Review the material and extract every line in which the word "详细工艺" occurs.

** start Dataset content **

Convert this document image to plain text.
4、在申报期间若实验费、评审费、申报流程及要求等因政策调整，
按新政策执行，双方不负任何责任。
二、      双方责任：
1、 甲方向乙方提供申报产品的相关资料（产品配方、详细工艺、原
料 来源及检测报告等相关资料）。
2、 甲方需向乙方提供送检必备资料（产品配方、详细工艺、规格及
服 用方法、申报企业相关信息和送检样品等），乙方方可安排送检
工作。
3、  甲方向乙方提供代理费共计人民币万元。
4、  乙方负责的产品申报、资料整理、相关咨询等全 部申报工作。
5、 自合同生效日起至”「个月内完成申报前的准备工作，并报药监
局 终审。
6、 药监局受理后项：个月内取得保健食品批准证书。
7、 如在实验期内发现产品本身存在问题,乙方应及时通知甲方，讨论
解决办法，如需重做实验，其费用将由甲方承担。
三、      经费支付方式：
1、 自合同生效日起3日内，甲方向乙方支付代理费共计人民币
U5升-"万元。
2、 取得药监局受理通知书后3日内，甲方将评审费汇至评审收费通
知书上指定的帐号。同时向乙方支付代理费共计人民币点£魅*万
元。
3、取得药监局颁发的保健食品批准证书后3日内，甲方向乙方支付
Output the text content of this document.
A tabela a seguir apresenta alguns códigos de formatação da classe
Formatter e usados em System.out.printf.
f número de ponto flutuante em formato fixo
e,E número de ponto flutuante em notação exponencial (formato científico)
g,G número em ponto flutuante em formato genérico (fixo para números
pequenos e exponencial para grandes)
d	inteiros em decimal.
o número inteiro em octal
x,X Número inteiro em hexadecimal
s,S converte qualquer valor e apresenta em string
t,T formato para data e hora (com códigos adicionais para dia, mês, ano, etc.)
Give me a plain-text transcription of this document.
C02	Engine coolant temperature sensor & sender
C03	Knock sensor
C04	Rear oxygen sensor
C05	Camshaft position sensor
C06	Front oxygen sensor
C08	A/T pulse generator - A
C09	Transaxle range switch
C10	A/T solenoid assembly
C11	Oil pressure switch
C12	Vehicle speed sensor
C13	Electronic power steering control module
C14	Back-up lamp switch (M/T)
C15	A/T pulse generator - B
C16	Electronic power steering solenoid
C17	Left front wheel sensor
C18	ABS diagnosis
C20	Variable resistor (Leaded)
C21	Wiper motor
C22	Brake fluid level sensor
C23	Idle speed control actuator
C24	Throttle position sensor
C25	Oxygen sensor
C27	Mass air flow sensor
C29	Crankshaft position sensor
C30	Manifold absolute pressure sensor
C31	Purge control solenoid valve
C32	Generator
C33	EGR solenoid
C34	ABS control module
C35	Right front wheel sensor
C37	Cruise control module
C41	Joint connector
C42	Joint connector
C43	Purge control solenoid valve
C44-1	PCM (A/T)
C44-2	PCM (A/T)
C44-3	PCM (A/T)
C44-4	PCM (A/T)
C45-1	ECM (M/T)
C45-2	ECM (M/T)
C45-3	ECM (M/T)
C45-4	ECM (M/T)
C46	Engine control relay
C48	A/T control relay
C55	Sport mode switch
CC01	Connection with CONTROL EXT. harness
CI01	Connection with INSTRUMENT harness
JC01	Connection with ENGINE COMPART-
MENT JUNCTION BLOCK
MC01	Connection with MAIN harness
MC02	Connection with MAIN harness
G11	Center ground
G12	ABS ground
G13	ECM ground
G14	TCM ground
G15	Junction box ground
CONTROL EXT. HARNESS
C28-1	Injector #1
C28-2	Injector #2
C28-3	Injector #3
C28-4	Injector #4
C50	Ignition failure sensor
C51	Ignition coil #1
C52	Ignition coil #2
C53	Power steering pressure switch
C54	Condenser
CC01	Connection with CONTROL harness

** end Dataset content **

**Correct response**
1、 甲方向乙方提供申报产品的相关资料（产品配方、详细工艺、原
2、 甲方需向乙方提供送检必备资料（产品配方、详细工艺、规格及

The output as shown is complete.